### Short task
Will you quote all of the entries, word for word?

Start of Provided records

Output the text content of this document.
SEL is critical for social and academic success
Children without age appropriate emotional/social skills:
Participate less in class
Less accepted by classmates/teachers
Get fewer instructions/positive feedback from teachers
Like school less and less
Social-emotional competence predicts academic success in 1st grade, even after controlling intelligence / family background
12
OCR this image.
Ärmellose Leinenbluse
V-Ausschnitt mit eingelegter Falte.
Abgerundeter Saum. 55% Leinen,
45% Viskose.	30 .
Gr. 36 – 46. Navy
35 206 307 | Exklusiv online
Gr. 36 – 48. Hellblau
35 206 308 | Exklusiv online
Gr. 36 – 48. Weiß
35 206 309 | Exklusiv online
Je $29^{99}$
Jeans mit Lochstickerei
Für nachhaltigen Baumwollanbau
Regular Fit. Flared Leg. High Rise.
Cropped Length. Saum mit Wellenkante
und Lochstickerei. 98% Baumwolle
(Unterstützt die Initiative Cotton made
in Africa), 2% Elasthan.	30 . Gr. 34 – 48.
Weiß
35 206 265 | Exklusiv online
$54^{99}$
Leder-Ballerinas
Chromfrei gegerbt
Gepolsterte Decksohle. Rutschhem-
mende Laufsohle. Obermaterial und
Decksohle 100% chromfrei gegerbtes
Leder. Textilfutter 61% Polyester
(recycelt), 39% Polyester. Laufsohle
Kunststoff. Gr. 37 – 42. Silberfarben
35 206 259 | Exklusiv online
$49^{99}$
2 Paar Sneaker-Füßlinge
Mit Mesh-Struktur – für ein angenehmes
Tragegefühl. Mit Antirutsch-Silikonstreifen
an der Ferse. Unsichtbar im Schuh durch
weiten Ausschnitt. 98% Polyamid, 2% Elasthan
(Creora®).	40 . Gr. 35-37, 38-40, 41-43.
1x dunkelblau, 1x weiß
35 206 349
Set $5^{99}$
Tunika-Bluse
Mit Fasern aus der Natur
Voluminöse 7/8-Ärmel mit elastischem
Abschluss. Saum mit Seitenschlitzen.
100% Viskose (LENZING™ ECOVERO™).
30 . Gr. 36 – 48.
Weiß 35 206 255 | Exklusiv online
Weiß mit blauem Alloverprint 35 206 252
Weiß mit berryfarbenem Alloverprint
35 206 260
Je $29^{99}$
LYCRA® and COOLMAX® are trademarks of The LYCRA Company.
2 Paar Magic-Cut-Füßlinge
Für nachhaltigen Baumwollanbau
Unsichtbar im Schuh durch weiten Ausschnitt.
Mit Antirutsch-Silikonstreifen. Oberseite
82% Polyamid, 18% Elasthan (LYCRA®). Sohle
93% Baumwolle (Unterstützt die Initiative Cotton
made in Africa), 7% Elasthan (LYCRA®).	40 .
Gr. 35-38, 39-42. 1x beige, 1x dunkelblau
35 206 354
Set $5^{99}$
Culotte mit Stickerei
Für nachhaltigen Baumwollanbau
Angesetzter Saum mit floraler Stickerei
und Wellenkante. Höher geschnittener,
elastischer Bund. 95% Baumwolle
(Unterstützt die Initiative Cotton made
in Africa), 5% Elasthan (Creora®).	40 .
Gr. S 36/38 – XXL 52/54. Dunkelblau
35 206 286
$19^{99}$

End of Provided records

### Answer in full
Output the text content of this document.
SEL is critical for social and academic success
Children without age appropriate emotional/social skills:
Participate less in class
Less accepted by classmates/teachers
Get fewer instructions/positive feedback from teachers
Like school less and less
Social-emotional competence predicts academic success in 1st grade, even after controlling intelligence / family background
12
OCR this image.
Ärmellose Leinenbluse
V-Ausschnitt mit eingelegter Falte.
Abgerundeter Saum. 55% Leinen,
45% Viskose.	30 .
Gr. 36 – 46. Navy
35 206 307 | Exklusiv online
Gr. 36 – 48. Hellblau
35 206 308 | Exklusiv online
Gr. 36 – 48. Weiß
35 206 309 | Exklusiv online
Je $29^{99}$
Jeans mit Lochstickerei
Für nachhaltigen Baumwollanbau
Regular Fit. Flared Leg. High Rise.
Cropped Length. Saum mit Wellenkante
und Lochstickerei. 98% Baumwolle
(Unterstützt die Initiative Cotton made
in Africa), 2% Elasthan.	30 . Gr. 34 – 48.
Weiß
35 206 265 | Exklusiv online
$54^{99}$
Leder-Ballerinas
Chromfrei gegerbt
Gepolsterte Decksohle. Rutschhem-
mende Laufsohle. Obermaterial und
Decksohle 100% chromfrei gegerbtes
Leder. Textilfutter 61% Polyester
(recycelt), 39% Polyester. Laufsohle
Kunststoff. Gr. 37 – 42. Silberfarben
35 206 259 | Exklusiv online
$49^{99}$
2 Paar Sneaker-Füßlinge
Mit Mesh-Struktur – für ein angenehmes
Tragegefühl. Mit Antirutsch-Silikonstreifen
an der Ferse. Unsichtbar im Schuh durch
weiten Ausschnitt. 98% Polyamid, 2% Elasthan
(Creora®).	40 . Gr. 35-37, 38-40, 41-43.
1x dunkelblau, 1x weiß
35 206 349
Set $5^{99}$
Tunika-Bluse
Mit Fasern aus der Natur
Voluminöse 7/8-Ärmel mit elastischem
Abschluss. Saum mit Seitenschlitzen.
100% Viskose (LENZING™ ECOVERO™).
30 . Gr. 36 – 48.
Weiß 35 206 255 | Exklusiv online
Weiß mit blauem Alloverprint 35 206 252
Weiß mit berryfarbenem Alloverprint
35 206 260
Je $29^{99}$
LYCRA® and COOLMAX® are trademarks of The LYCRA Company.
2 Paar Magic-Cut-Füßlinge
Für nachhaltigen Baumwollanbau
Unsichtbar im Schuh durch weiten Ausschnitt.
Mit Antirutsch-Silikonstreifen. Oberseite
82% Polyamid, 18% Elasthan (LYCRA®). Sohle
93% Baumwolle (Unterstützt die Initiative Cotton
made in Africa), 7% Elasthan (LYCRA®).	40 .
Gr. 35-38, 39-42. 1x beige, 1x dunkelblau
35 206 354
Set $5^{99}$
Culotte mit Stickerei
Für nachhaltigen Baumwollanbau
Angesetzter Saum mit floraler Stickerei
und Wellenkante. Höher geschnittener,
elastischer Bund. 95% Baumwolle
(Unterstützt die Initiative Cotton made
in Africa), 5% Elasthan (Creora®).	40 .
Gr. S 36/38 – XXL 52/54. Dunkelblau
35 206 286
$19^{99}$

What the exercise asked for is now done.